→ DESCRIPTION OF THE TASK
In the material below, list every line carrying the string "title".

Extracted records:
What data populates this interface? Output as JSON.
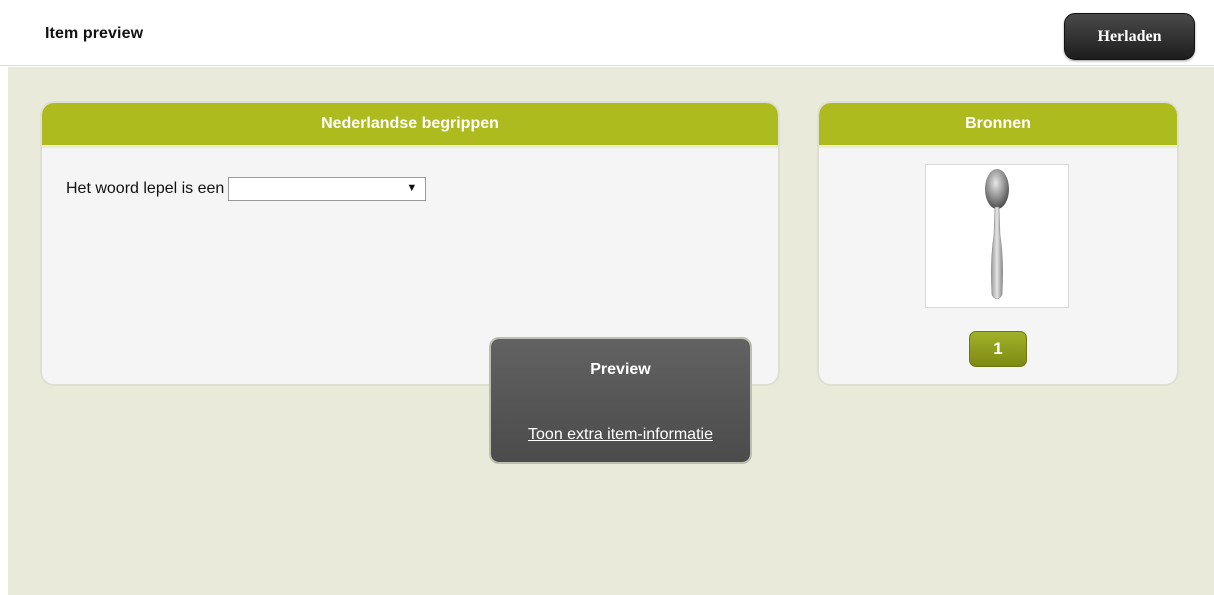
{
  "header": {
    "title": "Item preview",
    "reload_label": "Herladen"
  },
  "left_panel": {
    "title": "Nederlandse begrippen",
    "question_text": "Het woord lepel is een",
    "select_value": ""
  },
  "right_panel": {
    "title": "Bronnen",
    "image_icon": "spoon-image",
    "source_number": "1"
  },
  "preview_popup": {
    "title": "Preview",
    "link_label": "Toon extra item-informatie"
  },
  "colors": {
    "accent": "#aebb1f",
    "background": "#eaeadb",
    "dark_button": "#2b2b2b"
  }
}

→ REPLY
    "title": "Item preview",
    "title": "Nederlandse begrippen",
    "title": "Bronnen",
    "title": "Preview",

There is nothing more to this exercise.